From the entries below, copy every line where the string "delle" appears.

Saved entries
• • •
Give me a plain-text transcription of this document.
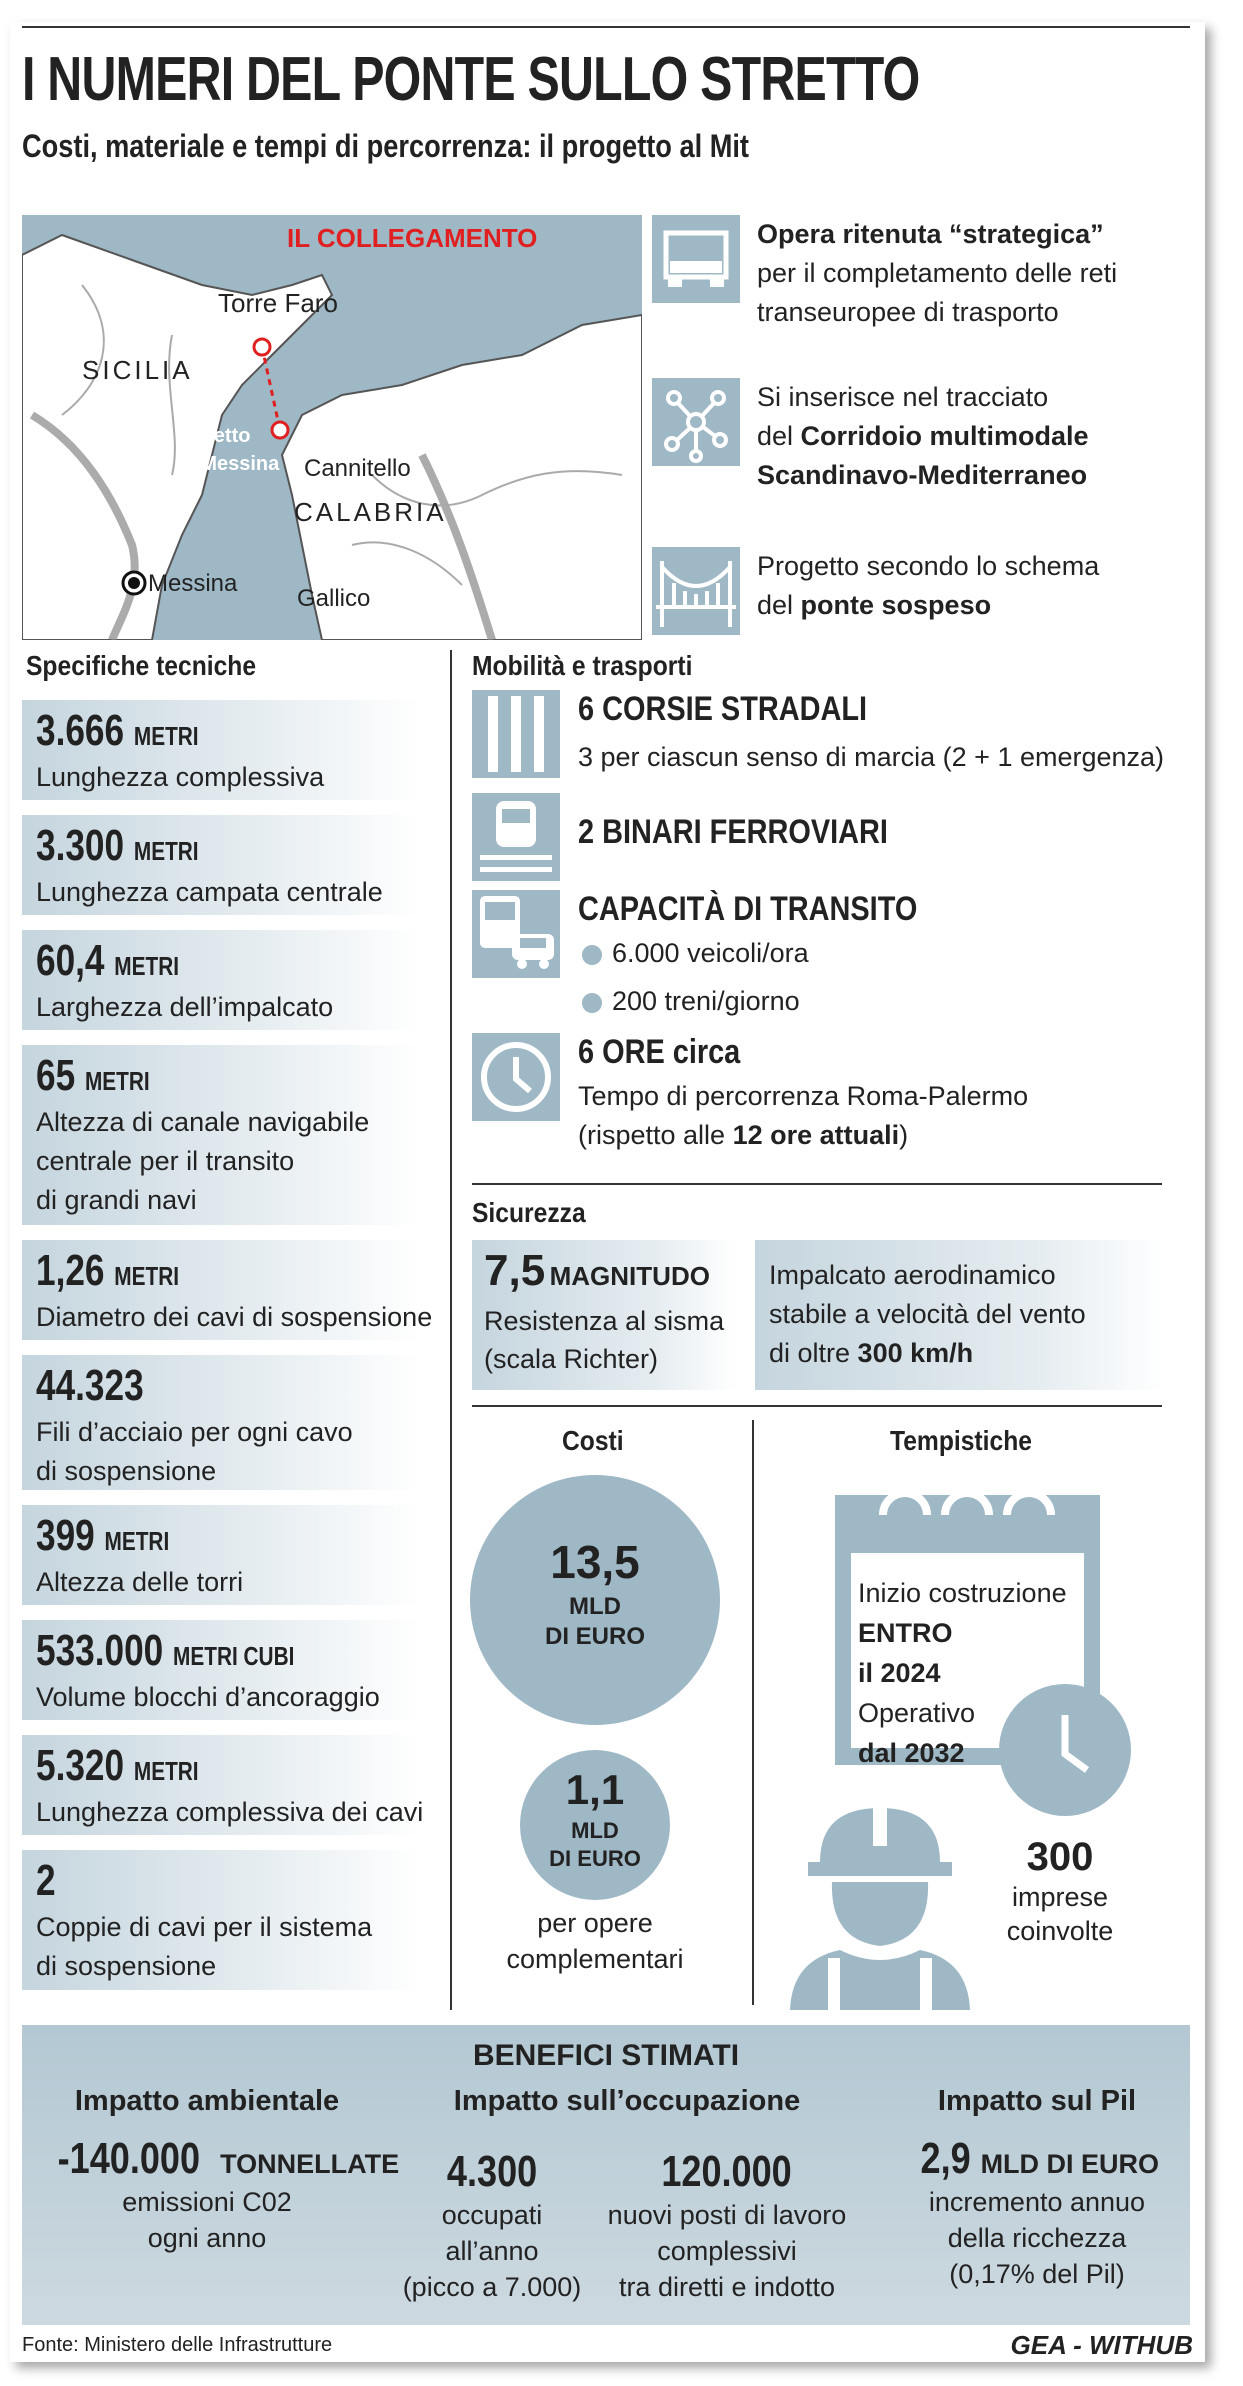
I NUMERI DEL PONTE SULLO STRETTO
Costi, materiale e tempi di percorrenza: il progetto al Mit
IL COLLEGAMENTO
Torre Faro
SICILIA
Stretto
di Messina Cannitello
CALABRIA
Messina
Gallico
Opera ritenuta “strategica”
per il completamento delle reti
transeuropee di trasporto
Si inserisce nel tracciato
del Corridoio multimodale
Scandinavo-Mediterraneo
Progetto secondo lo schema
del ponte sospeso
Specifiche tecniche
3.666 METRI
Lunghezza complessiva
3.300 METRI
Lunghezza campata centrale
60,4 METRI
Larghezza dell’impalcato
65 METRI
Altezza di canale navigabile
centrale per il transito
di grandi navi
1,26 METRI
Diametro dei cavi di sospensione
44.323
Fili d’acciaio per ogni cavo
di sospensione
399 METRI
Altezza delle torri
533.000 METRI CUBI
Volume blocchi d’ancoraggio
5.320 METRI
Lunghezza complessiva dei cavi
2
Coppie di cavi per il sistema
di sospensione
Mobilità e trasporti
6 CORSIE STRADALI
3 per ciascun senso di marcia (2 + 1 emergenza)
2 BINARI FERROVIARI
CAPACITÀ DI TRANSITO
6.000 veicoli/ora
200 treni/giorno
6 ORE circa
Tempo di percorrenza Roma-Palermo
(rispetto alle 12 ore attuali)
Sicurezza
7,5 MAGNITUDO
Resistenza al sisma
(scala Richter)
Impalcato aerodinamico
stabile a velocità del vento
di oltre 300 km/h
Costi
13,5
MLD
DI EURO
1,1
MLD
DI EURO
per opere
complementari
Tempistiche
Inizio costruzione
ENTRO
il 2024
Operativo
dal 2032
300
imprese
coinvolte
BENEFICI STIMATI
Impatto ambientale
-140.000 TONNELLATE
emissioni C02
ogni anno
Impatto sull’occupazione
4.300
occupati
all’anno
(picco a 7.000)
120.000
nuovi posti di lavoro
complessivi
tra diretti e indotto
Impatto sul Pil
2,9 MLD DI EURO
incremento annuo
della ricchezza
(0,17% del Pil)
Fonte: Ministero delle Infrastrutture	GEA - WITHUB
• • •
Final result:
per il completamento delle reti
Altezza delle torri
Fonte: Ministero delle Infrastrutture	GEA - WITHUB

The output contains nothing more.